§ Requirements: Transcribe every entry word for word. Skip the pictures.

## START Task input

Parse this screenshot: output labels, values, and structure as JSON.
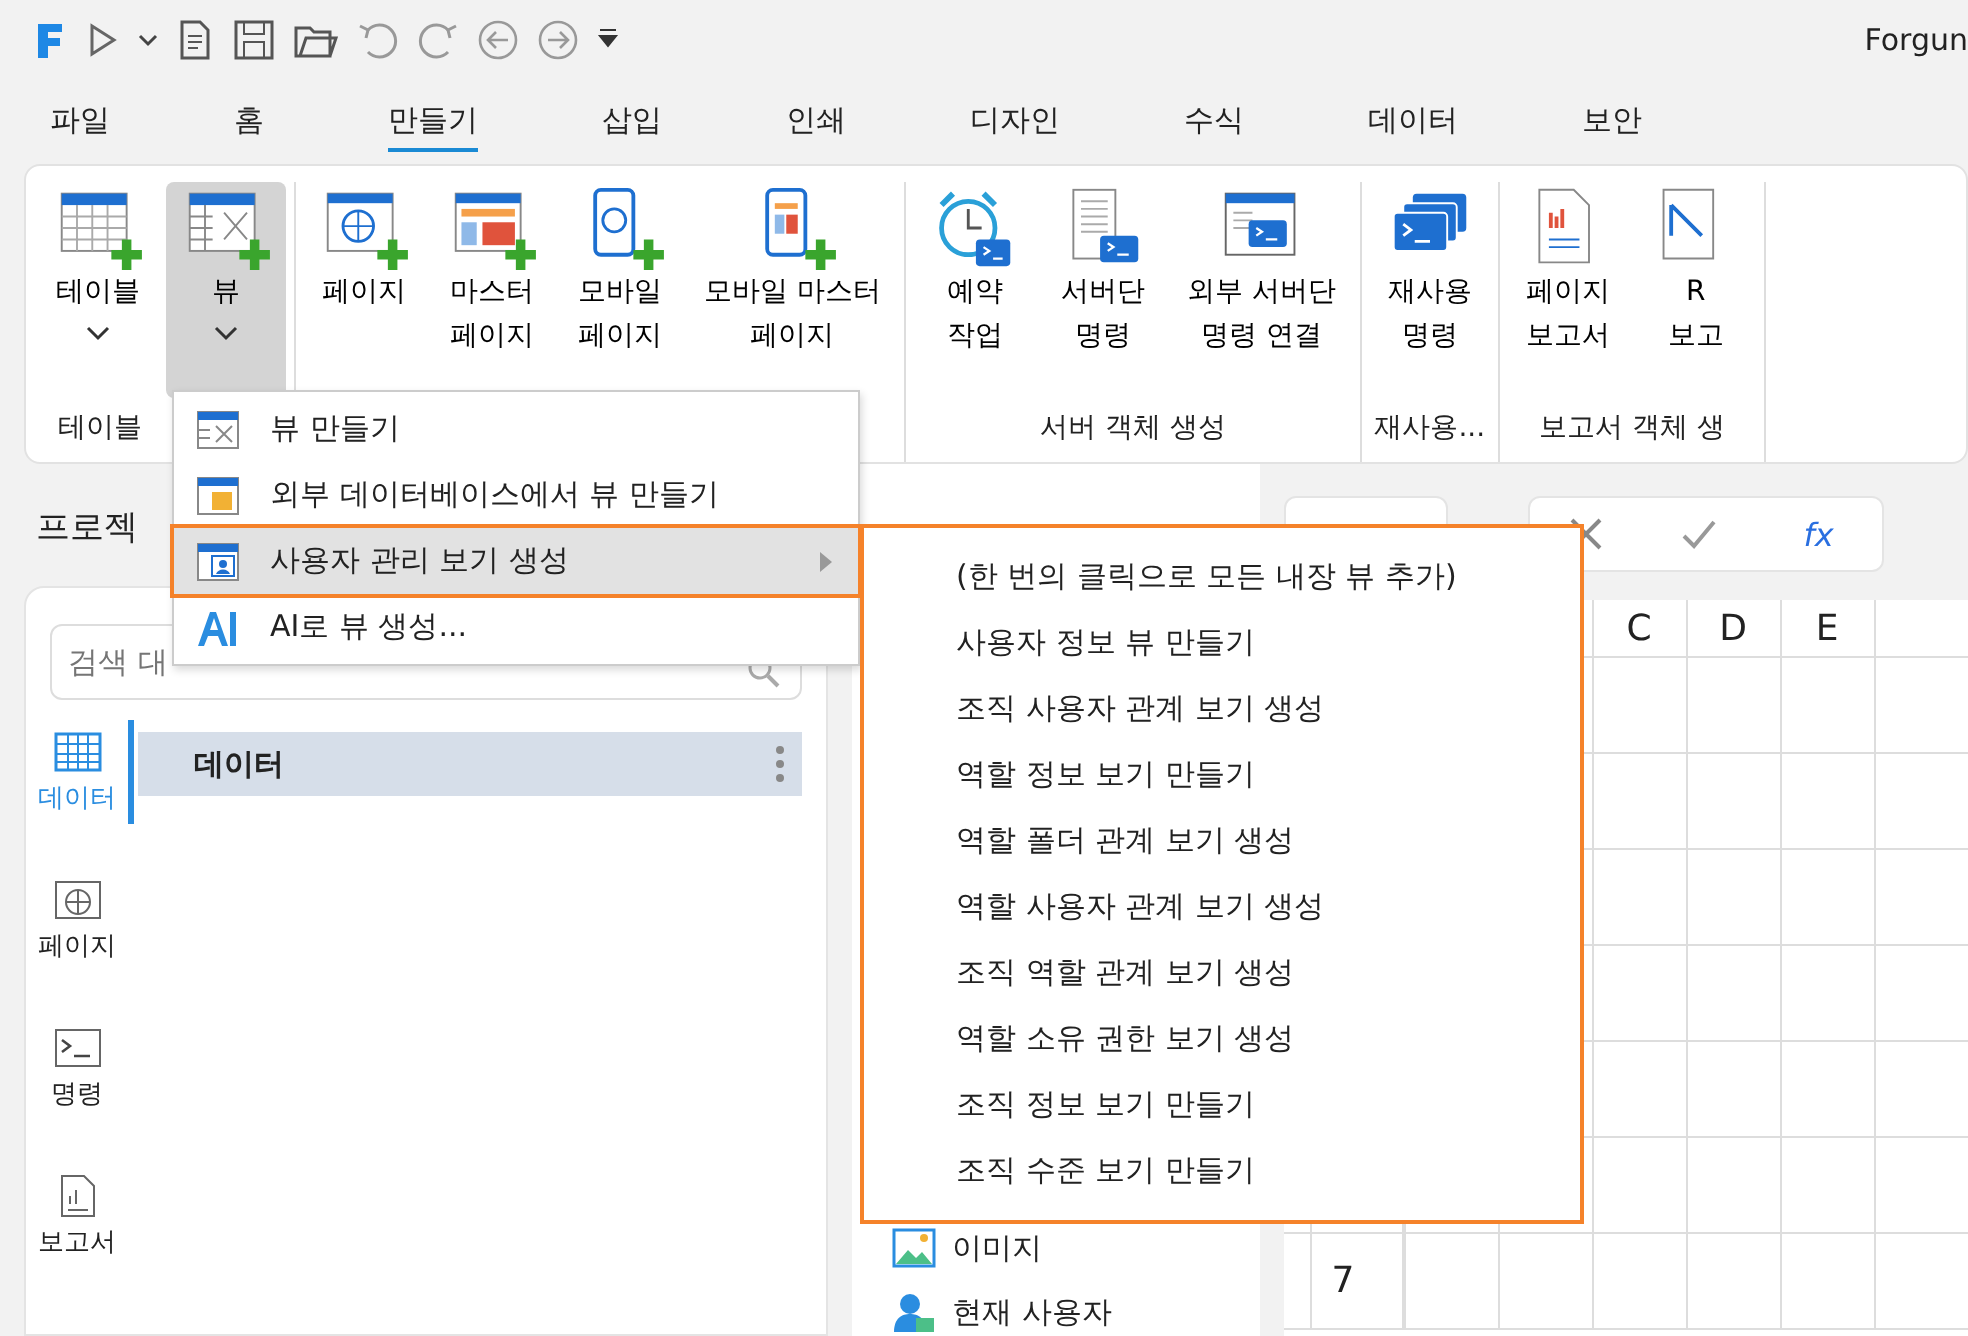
{
  "window": {
    "title": "Forgun"
  },
  "menu_tabs": [
    {
      "label": "파일",
      "selected": false
    },
    {
      "label": "홈",
      "selected": false
    },
    {
      "label": "만들기",
      "selected": true
    },
    {
      "label": "삽입",
      "selected": false
    },
    {
      "label": "인쇄",
      "selected": false
    },
    {
      "label": "디자인",
      "selected": false
    },
    {
      "label": "수식",
      "selected": false
    },
    {
      "label": "데이터",
      "selected": false
    },
    {
      "label": "보안",
      "selected": false
    }
  ],
  "ribbon": {
    "groups": [
      {
        "label": "테이블",
        "buttons": [
          {
            "label": "테이블",
            "kind": "table",
            "plus": true,
            "dropdown": true,
            "pressed": false
          },
          {
            "label": "뷰",
            "kind": "view",
            "plus": true,
            "dropdown": true,
            "pressed": true
          }
        ]
      },
      {
        "buttons": [
          {
            "label": "페이지",
            "kind": "page",
            "plus": true,
            "dropdown": false,
            "pressed": false
          },
          {
            "label": "마스터\n페이지",
            "kind": "master",
            "plus": true,
            "dropdown": false,
            "pressed": false
          },
          {
            "label": "모바일\n페이지",
            "kind": "mobile",
            "plus": true,
            "dropdown": false,
            "pressed": false
          },
          {
            "label": "모바일 마스터\n페이지",
            "kind": "mobile-master",
            "plus": true,
            "dropdown": false,
            "pressed": false
          }
        ]
      },
      {
        "label": "서버 객체 생성",
        "buttons": [
          {
            "label": "예약\n작업",
            "kind": "alarm",
            "plus": false,
            "dropdown": false,
            "pressed": false
          },
          {
            "label": "서버단\n명령",
            "kind": "server",
            "plus": false,
            "dropdown": false,
            "pressed": false
          },
          {
            "label": "외부 서버단\n명령 연결",
            "kind": "external",
            "plus": false,
            "dropdown": false,
            "pressed": false
          }
        ]
      },
      {
        "label": "재사용...",
        "buttons": [
          {
            "label": "재사용\n명령",
            "kind": "reuse",
            "plus": false,
            "dropdown": false,
            "pressed": false
          }
        ]
      },
      {
        "label": "보고서 객체 생",
        "buttons": [
          {
            "label": "페이지\n보고서",
            "kind": "report",
            "plus": false,
            "dropdown": false,
            "pressed": false
          },
          {
            "label": "R\n보고",
            "kind": "rdl",
            "plus": false,
            "dropdown": false,
            "pressed": false
          }
        ]
      }
    ]
  },
  "project_panel": {
    "title": "프로젝",
    "search": {
      "placeholder": "검색 대"
    },
    "nav": [
      {
        "label": "데이터",
        "kind": "grid",
        "selected": true
      },
      {
        "label": "페이지",
        "kind": "globe",
        "selected": false
      },
      {
        "label": "명령",
        "kind": "terminal",
        "selected": false
      },
      {
        "label": "보고서",
        "kind": "report",
        "selected": false
      }
    ],
    "tree": [
      {
        "label": "데이터",
        "selected": true
      }
    ]
  },
  "middle_panel": {
    "items": [
      {
        "label": "이미지",
        "kind": "image"
      },
      {
        "label": "현재 사용자",
        "kind": "user"
      }
    ]
  },
  "formula_bar": {
    "function_label": "fx"
  },
  "sheet": {
    "columns": [
      "C",
      "D",
      "E"
    ],
    "row_label": "7"
  },
  "dropdown": {
    "items": [
      {
        "label": "뷰 만들기",
        "kind": "view",
        "selected": false,
        "submenu": false,
        "callout": false
      },
      {
        "label": "외부 데이터베이스에서 뷰 만들기",
        "kind": "external-db",
        "selected": false,
        "submenu": false,
        "callout": false
      },
      {
        "label": "사용자 관리 보기 생성",
        "kind": "user-view",
        "selected": true,
        "submenu": true,
        "callout": true
      },
      {
        "label": "AI로 뷰 생성...",
        "kind": "ai",
        "selected": false,
        "submenu": false,
        "callout": false
      }
    ]
  },
  "submenu": {
    "callout": true,
    "items": [
      "(한 번의 클릭으로 모든 내장 뷰 추가)",
      "사용자 정보 뷰 만들기",
      "조직 사용자 관계 보기 생성",
      "역할 정보 보기 만들기",
      "역할 폴더 관계 보기 생성",
      "역할 사용자 관계 보기 생성",
      "조직 역할 관계 보기 생성",
      "역할 소유 권한 보기 생성",
      "조직 정보 보기 만들기",
      "조직 수준 보기 만들기"
    ]
  }
}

## END Task input

§ Answer to this exercise:
Parse this screenshot: output labels, values, and structure as JSON.
{
  "window": {
    "title": "Forgun"
  },
  "menu_tabs": [
    {
      "label": "파일",
      "selected": false
    },
    {
      "label": "홈",
      "selected": false
    },
    {
      "label": "만들기",
      "selected": true
    },
    {
      "label": "삽입",
      "selected": false
    },
    {
      "label": "인쇄",
      "selected": false
    },
    {
      "label": "디자인",
      "selected": false
    },
    {
      "label": "수식",
      "selected": false
    },
    {
      "label": "데이터",
      "selected": false
    },
    {
      "label": "보안",
      "selected": false
    }
  ],
  "ribbon": {
    "groups": [
      {
        "label": "테이블",
        "buttons": [
          {
            "label": "테이블",
            "kind": "table",
            "plus": true,
            "dropdown": true,
            "pressed": false
          },
          {
            "label": "뷰",
            "kind": "view",
            "plus": true,
            "dropdown": true,
            "pressed": true
          }
        ]
      },
      {
        "buttons": [
          {
            "label": "페이지",
            "kind": "page",
            "plus": true,
            "dropdown": false,
            "pressed": false
          },
          {
            "label": "마스터\n페이지",
            "kind": "master",
            "plus": true,
            "dropdown": false,
            "pressed": false
          },
          {
            "label": "모바일\n페이지",
            "kind": "mobile",
            "plus": true,
            "dropdown": false,
            "pressed": false
          },
          {
            "label": "모바일 마스터\n페이지",
            "kind": "mobile-master",
            "plus": true,
            "dropdown": false,
            "pressed": false
          }
        ]
      },
      {
        "label": "서버 객체 생성",
        "buttons": [
          {
            "label": "예약\n작업",
            "kind": "alarm",
            "plus": false,
            "dropdown": false,
            "pressed": false
          },
          {
            "label": "서버단\n명령",
            "kind": "server",
            "plus": false,
            "dropdown": false,
            "pressed": false
          },
          {
            "label": "외부 서버단\n명령 연결",
            "kind": "external",
            "plus": false,
            "dropdown": false,
            "pressed": false
          }
        ]
      },
      {
        "label": "재사용...",
        "buttons": [
          {
            "label": "재사용\n명령",
            "kind": "reuse",
            "plus": false,
            "dropdown": false,
            "pressed": false
          }
        ]
      },
      {
        "label": "보고서 객체 생",
        "buttons": [
          {
            "label": "페이지\n보고서",
            "kind": "report",
            "plus": false,
            "dropdown": false,
            "pressed": false
          },
          {
            "label": "R\n보고",
            "kind": "rdl",
            "plus": false,
            "dropdown": false,
            "pressed": false
          }
        ]
      }
    ]
  },
  "project_panel": {
    "title": "프로젝",
    "search": {
      "placeholder": "검색 대"
    },
    "nav": [
      {
        "label": "데이터",
        "kind": "grid",
        "selected": true
      },
      {
        "label": "페이지",
        "kind": "globe",
        "selected": false
      },
      {
        "label": "명령",
        "kind": "terminal",
        "selected": false
      },
      {
        "label": "보고서",
        "kind": "report",
        "selected": false
      }
    ],
    "tree": [
      {
        "label": "데이터",
        "selected": true
      }
    ]
  },
  "middle_panel": {
    "items": [
      {
        "label": "이미지",
        "kind": "image"
      },
      {
        "label": "현재 사용자",
        "kind": "user"
      }
    ]
  },
  "formula_bar": {
    "function_label": "fx"
  },
  "sheet": {
    "columns": [
      "C",
      "D",
      "E"
    ],
    "row_label": "7"
  },
  "dropdown": {
    "items": [
      {
        "label": "뷰 만들기",
        "kind": "view",
        "selected": false,
        "submenu": false,
        "callout": false
      },
      {
        "label": "외부 데이터베이스에서 뷰 만들기",
        "kind": "external-db",
        "selected": false,
        "submenu": false,
        "callout": false
      },
      {
        "label": "사용자 관리 보기 생성",
        "kind": "user-view",
        "selected": true,
        "submenu": true,
        "callout": true
      },
      {
        "label": "AI로 뷰 생성...",
        "kind": "ai",
        "selected": false,
        "submenu": false,
        "callout": false
      }
    ]
  },
  "submenu": {
    "callout": true,
    "items": [
      "(한 번의 클릭으로 모든 내장 뷰 추가)",
      "사용자 정보 뷰 만들기",
      "조직 사용자 관계 보기 생성",
      "역할 정보 보기 만들기",
      "역할 폴더 관계 보기 생성",
      "역할 사용자 관계 보기 생성",
      "조직 역할 관계 보기 생성",
      "역할 소유 권한 보기 생성",
      "조직 정보 보기 만들기",
      "조직 수준 보기 만들기"
    ]
  }
}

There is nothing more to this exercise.